**Task statement**: In the article on hair plucking and regrowth, how many nearby hairs grew when the researchers plucked 200 hairs in a circle five millimeters in diameter?

---- Text block

Let's be clear: no one, and I mean no one, thinks a comb-over is handsome. People for years have argued that if you're balding, you might as well shave it all. Now however, a new study shows why some men will be pretty pleased that they hung onto their remaining hair.

The study, recently published in the journal Cell, showed that plucking out a great deal of remaining hair may reverse the balding process, regrowing patches at a time.

So how does it work? Experts have long known that when one hair is plucked, it sends out an inflammatory cytokine called CCL2  - a sort of distress signal that prompts the entire follicle to work on regenerating. This is not unlike how if men want thicker beards, it is recommended that they shave, grow, and shave again.

However, the catch is that this signal is intended only for the plucked hair's "microinjury" and will not apply to its neighbors. This is why men with patchy beards will likewise have trouble filling the 'problem spots' in even after they have their individual hairs growing thick and uniform.

Cheng-Ming Chuong, from the University of Southern California in Los Angele, wanted to challenge this wisdom, and set out to investigate if there was indeed a way to prompt entire patches of skin to promote follicle growth at once.

He did this by systematically plucking  hair off the bodies of mice. It may sound rather cruel, but Chuong was working off a strong hypothesis, and he and his colleague quickly saw some very real results.

They found that when they plucked 200 hairs in a circle five millimeters in diameter, they could break a CCL2 accumulation threshold that prompted the growth of 1300 nearby hairs. The mice were essentially regrowing 6.5 hairs for every one that was plucked.

However, it's important to note that this study was done on young and healthy mice, not balding humans. Balding, it should be added, is caused the degradation of important stem cells in each hair follicle. These cells undergo rest and active phases and as they age, that active phase progressively shortens.

Annemiek Beverdam of the University of New South Wales in Sydney, a skeptic of the work, recently told New Scientist that perhaps plucking could rekindle old and tired stem cells to get back to work, but it would only be temporary.

"Once bald means bald forever, unfortunately," she said.

Still, the work does give hope for men looking to delay their inevitable baldness - perhaps among those who bald particularly early in life. In addition, the follicles somehow detected the CCL2 threshold breach through a form of cell communication called "quorum sensing." Experts now press that if this kind of communication is present in other systems, such as immune responses, it could have a significant impact on future medical work - something far more important than simply putting some fuzz back on a shiny head.

--------
---- Material shown

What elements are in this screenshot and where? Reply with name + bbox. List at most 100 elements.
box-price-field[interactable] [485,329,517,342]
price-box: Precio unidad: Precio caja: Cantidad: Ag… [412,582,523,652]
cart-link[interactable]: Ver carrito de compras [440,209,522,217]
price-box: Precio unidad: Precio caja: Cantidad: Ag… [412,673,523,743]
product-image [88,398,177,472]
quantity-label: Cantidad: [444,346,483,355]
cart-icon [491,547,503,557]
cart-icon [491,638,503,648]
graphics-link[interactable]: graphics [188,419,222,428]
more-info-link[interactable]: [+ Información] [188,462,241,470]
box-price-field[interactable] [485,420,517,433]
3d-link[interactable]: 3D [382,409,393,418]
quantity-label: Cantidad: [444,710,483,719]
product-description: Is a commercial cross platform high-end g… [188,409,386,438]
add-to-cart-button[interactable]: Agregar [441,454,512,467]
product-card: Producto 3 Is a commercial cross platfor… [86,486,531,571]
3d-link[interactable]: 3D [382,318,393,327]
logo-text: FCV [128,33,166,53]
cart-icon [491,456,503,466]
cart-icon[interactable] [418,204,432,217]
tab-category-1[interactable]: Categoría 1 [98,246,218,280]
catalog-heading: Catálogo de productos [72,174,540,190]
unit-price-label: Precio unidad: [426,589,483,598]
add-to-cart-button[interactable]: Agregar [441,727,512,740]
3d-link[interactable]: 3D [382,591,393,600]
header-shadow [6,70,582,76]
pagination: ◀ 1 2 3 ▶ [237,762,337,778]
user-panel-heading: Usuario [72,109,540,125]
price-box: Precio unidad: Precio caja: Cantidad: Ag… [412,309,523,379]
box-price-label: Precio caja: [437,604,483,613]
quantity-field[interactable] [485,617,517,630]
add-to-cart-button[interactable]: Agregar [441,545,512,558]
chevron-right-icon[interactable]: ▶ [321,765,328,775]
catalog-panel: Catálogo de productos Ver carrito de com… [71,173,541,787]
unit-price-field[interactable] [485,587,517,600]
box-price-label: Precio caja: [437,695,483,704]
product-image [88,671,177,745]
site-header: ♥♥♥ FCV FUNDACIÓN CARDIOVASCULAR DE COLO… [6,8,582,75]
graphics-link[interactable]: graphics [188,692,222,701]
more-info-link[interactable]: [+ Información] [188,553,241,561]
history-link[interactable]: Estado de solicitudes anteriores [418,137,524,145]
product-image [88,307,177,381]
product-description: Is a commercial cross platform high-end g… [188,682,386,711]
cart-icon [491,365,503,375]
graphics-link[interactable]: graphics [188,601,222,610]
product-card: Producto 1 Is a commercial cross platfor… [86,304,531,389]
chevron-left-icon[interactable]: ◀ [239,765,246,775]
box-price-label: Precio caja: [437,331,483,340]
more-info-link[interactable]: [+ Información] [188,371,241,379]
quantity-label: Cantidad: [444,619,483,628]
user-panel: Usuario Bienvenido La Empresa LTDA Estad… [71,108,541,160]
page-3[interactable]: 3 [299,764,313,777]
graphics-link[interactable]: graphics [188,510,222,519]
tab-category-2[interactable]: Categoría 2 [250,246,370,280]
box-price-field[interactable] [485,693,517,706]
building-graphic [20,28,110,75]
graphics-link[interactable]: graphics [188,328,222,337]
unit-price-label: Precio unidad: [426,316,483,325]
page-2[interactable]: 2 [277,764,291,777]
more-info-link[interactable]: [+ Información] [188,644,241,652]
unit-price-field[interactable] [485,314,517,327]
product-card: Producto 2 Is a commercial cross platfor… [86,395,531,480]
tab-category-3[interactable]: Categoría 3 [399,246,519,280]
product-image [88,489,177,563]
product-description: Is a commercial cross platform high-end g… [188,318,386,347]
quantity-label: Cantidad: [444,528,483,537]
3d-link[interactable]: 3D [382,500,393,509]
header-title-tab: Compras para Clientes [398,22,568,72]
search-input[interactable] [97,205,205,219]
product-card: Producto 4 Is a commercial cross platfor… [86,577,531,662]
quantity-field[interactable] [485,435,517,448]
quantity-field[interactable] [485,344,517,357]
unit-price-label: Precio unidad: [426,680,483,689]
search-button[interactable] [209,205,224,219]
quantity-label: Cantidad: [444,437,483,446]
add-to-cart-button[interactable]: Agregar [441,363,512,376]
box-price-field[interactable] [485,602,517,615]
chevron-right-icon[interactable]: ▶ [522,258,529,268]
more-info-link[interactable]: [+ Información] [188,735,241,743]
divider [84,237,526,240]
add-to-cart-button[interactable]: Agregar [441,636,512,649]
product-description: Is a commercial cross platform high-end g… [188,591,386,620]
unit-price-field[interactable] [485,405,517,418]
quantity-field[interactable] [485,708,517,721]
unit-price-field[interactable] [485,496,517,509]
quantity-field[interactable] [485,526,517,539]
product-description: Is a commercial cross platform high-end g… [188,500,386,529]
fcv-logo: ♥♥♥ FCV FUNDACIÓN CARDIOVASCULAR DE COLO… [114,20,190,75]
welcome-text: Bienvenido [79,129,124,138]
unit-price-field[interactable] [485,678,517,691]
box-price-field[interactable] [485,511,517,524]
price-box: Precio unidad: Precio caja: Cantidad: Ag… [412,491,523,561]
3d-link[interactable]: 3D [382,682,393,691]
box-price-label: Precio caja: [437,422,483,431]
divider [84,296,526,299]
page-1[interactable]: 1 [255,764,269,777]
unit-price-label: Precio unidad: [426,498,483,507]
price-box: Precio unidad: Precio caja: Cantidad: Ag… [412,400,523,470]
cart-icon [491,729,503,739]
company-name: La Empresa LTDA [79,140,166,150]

--------

**Your solution**: 1300 nearby hairs